MATERIAL FOR THIS TASK:

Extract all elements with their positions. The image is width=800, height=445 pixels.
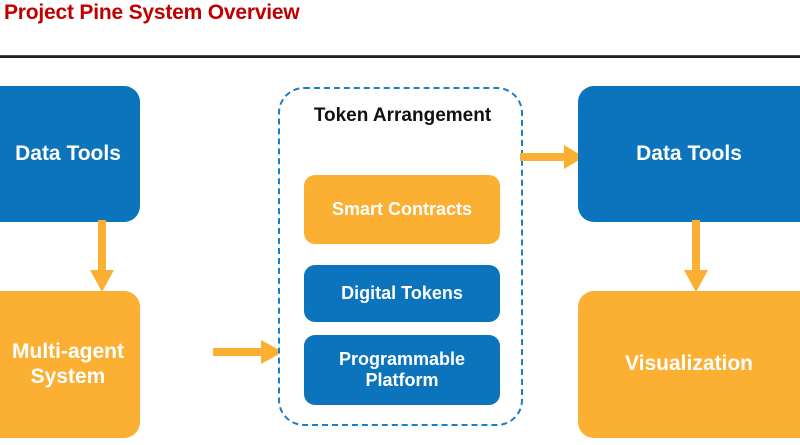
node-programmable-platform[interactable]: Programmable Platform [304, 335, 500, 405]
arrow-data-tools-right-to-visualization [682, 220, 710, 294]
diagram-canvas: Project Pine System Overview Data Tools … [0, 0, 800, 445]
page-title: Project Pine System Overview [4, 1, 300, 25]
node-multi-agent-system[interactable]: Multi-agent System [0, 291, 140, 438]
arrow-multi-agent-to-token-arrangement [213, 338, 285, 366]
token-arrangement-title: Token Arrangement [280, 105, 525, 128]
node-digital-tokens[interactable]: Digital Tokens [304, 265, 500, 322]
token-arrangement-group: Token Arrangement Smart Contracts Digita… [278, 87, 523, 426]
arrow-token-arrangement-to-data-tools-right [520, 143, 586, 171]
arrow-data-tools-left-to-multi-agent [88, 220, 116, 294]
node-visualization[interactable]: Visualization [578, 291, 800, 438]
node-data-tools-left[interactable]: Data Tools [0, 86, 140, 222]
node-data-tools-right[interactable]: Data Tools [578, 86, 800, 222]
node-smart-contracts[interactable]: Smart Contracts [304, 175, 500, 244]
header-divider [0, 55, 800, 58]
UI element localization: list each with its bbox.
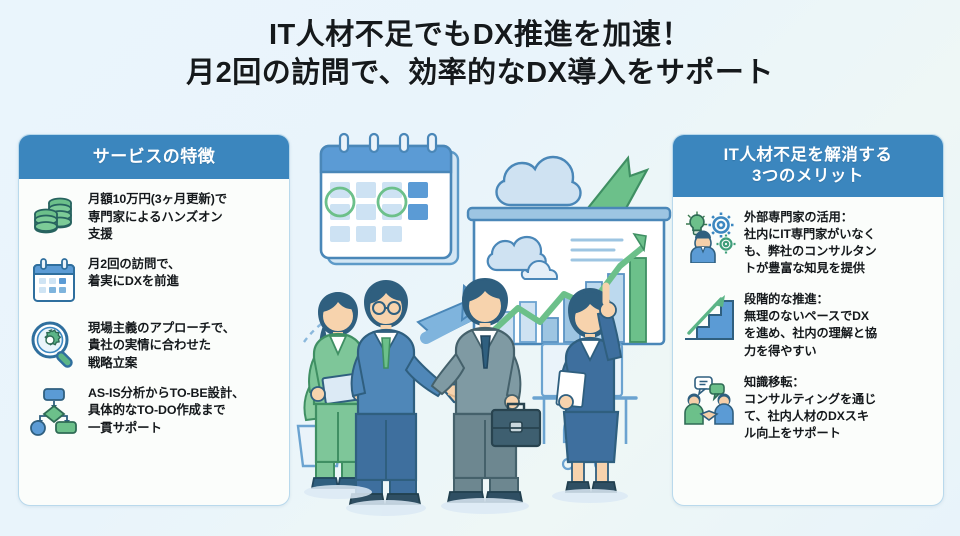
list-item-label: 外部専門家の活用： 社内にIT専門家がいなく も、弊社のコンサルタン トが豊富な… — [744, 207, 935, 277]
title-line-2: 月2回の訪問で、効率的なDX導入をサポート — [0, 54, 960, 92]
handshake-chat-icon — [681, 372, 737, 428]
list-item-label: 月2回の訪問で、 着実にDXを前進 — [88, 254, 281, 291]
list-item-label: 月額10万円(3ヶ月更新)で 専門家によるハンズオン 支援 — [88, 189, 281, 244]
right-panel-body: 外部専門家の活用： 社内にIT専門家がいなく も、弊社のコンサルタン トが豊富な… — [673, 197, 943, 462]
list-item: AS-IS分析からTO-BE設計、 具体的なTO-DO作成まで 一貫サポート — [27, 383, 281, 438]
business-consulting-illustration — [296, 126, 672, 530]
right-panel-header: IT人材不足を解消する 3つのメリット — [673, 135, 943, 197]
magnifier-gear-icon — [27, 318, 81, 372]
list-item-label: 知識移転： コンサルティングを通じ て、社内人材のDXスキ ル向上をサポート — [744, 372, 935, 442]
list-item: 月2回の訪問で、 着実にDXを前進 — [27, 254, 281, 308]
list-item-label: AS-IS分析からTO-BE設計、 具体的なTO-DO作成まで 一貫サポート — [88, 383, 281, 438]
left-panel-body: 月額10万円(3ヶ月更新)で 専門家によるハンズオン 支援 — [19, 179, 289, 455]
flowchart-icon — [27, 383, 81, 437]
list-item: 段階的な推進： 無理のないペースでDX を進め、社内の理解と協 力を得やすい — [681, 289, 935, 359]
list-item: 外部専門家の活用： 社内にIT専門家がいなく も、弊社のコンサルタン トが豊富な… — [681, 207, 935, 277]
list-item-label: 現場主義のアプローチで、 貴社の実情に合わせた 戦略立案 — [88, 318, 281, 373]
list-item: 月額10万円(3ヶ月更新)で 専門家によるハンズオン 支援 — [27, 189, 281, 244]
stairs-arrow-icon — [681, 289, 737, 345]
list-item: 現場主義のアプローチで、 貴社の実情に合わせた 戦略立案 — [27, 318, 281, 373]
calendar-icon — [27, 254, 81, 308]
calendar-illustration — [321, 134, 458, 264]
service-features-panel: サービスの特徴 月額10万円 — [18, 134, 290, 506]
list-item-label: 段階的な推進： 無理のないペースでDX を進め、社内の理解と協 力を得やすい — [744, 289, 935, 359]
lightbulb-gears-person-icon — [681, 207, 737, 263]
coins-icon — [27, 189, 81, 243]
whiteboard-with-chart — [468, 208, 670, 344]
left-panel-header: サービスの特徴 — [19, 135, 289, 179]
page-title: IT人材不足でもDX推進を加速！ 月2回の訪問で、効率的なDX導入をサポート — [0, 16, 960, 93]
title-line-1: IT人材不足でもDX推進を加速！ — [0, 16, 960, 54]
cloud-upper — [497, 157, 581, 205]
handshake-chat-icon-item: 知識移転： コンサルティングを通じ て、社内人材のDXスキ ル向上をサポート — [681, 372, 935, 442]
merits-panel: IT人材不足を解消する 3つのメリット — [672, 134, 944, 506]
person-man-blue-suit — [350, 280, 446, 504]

--

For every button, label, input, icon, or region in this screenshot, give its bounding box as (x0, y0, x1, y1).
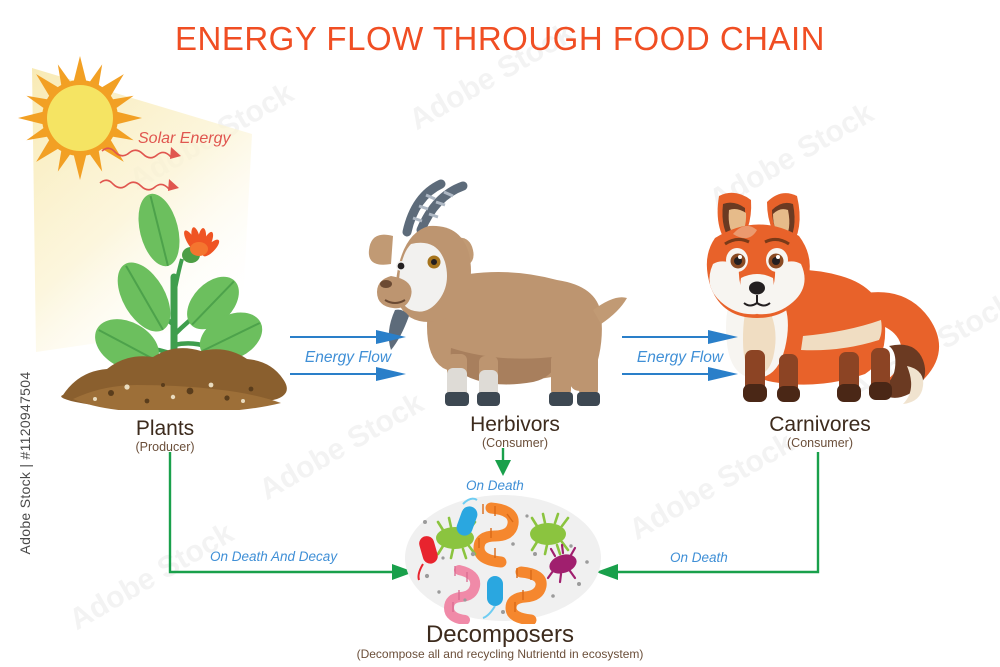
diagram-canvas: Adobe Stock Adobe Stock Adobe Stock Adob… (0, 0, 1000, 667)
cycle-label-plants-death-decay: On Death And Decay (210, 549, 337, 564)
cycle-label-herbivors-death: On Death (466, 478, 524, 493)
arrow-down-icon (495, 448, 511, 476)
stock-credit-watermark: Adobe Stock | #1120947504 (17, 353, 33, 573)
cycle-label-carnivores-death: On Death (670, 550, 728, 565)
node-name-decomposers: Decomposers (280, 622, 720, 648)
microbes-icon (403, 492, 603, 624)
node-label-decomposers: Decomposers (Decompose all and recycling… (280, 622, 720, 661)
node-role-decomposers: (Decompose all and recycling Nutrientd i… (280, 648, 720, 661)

---

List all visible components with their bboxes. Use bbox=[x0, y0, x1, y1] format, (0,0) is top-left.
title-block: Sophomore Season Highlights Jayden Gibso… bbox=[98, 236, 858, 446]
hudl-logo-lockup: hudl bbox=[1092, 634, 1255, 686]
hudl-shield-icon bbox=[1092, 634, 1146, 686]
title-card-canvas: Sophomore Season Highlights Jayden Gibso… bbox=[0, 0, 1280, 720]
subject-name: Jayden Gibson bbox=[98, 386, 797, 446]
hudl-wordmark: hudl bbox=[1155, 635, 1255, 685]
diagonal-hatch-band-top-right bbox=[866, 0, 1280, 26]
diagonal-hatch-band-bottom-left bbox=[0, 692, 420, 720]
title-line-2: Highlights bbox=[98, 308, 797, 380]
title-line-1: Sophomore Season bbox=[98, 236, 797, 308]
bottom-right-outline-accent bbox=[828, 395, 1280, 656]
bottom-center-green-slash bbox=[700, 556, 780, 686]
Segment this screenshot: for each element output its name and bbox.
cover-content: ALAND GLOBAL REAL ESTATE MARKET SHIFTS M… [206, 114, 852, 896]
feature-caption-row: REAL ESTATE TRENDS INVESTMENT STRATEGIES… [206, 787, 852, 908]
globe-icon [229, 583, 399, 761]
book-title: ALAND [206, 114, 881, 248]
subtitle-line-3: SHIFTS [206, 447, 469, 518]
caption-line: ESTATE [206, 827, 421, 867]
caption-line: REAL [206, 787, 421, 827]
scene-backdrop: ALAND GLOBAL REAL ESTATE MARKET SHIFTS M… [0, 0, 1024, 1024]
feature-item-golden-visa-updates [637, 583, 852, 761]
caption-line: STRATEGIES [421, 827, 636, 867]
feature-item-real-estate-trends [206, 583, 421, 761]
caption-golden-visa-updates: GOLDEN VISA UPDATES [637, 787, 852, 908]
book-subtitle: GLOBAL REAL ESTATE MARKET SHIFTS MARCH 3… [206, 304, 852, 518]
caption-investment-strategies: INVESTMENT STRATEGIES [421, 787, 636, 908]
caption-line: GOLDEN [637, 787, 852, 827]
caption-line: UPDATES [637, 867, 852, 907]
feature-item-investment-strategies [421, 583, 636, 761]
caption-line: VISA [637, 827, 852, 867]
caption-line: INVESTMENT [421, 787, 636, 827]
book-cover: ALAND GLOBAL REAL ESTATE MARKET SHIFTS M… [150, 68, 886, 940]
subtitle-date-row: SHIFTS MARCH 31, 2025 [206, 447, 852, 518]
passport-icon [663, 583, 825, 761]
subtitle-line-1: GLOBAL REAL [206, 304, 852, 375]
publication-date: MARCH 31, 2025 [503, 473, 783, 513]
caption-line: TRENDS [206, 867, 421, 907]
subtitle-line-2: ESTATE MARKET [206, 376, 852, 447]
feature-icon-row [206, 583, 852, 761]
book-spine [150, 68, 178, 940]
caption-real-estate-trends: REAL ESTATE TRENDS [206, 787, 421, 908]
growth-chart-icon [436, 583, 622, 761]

EXERCISE AIM: Rewrite the lines starting with the line with "Segment this screenshot: for" and going on through the line with "growth-chart-icon [436, 583, 622, 761]", putting "caption-text" everywhere "caption-line" appears and keeping the rest of those items unchanged.

RESULT OF THE EXERCISE:
Segment this screenshot: for each element output its name and bbox.
cover-content: ALAND GLOBAL REAL ESTATE MARKET SHIFTS M… [206, 114, 852, 896]
feature-caption-row: REAL ESTATE TRENDS INVESTMENT STRATEGIES… [206, 787, 852, 908]
globe-icon [229, 583, 399, 761]
book-title: ALAND [206, 114, 881, 248]
subtitle-line-3: SHIFTS [206, 447, 469, 518]
caption-text: ESTATE [206, 827, 421, 867]
caption-text: REAL [206, 787, 421, 827]
scene-backdrop: ALAND GLOBAL REAL ESTATE MARKET SHIFTS M… [0, 0, 1024, 1024]
feature-item-golden-visa-updates [637, 583, 852, 761]
caption-text: STRATEGIES [421, 827, 636, 867]
feature-item-real-estate-trends [206, 583, 421, 761]
caption-golden-visa-updates: GOLDEN VISA UPDATES [637, 787, 852, 908]
book-subtitle: GLOBAL REAL ESTATE MARKET SHIFTS MARCH 3… [206, 304, 852, 518]
caption-investment-strategies: INVESTMENT STRATEGIES [421, 787, 636, 908]
caption-text: GOLDEN [637, 787, 852, 827]
caption-text: UPDATES [637, 867, 852, 907]
feature-item-investment-strategies [421, 583, 636, 761]
caption-text: VISA [637, 827, 852, 867]
caption-text: INVESTMENT [421, 787, 636, 827]
book-cover: ALAND GLOBAL REAL ESTATE MARKET SHIFTS M… [150, 68, 886, 940]
subtitle-date-row: SHIFTS MARCH 31, 2025 [206, 447, 852, 518]
passport-icon [663, 583, 825, 761]
subtitle-line-1: GLOBAL REAL [206, 304, 852, 375]
publication-date: MARCH 31, 2025 [503, 473, 783, 513]
caption-text: TRENDS [206, 867, 421, 907]
subtitle-line-2: ESTATE MARKET [206, 376, 852, 447]
feature-icon-row [206, 583, 852, 761]
book-spine [150, 68, 178, 940]
caption-real-estate-trends: REAL ESTATE TRENDS [206, 787, 421, 908]
growth-chart-icon [436, 583, 622, 761]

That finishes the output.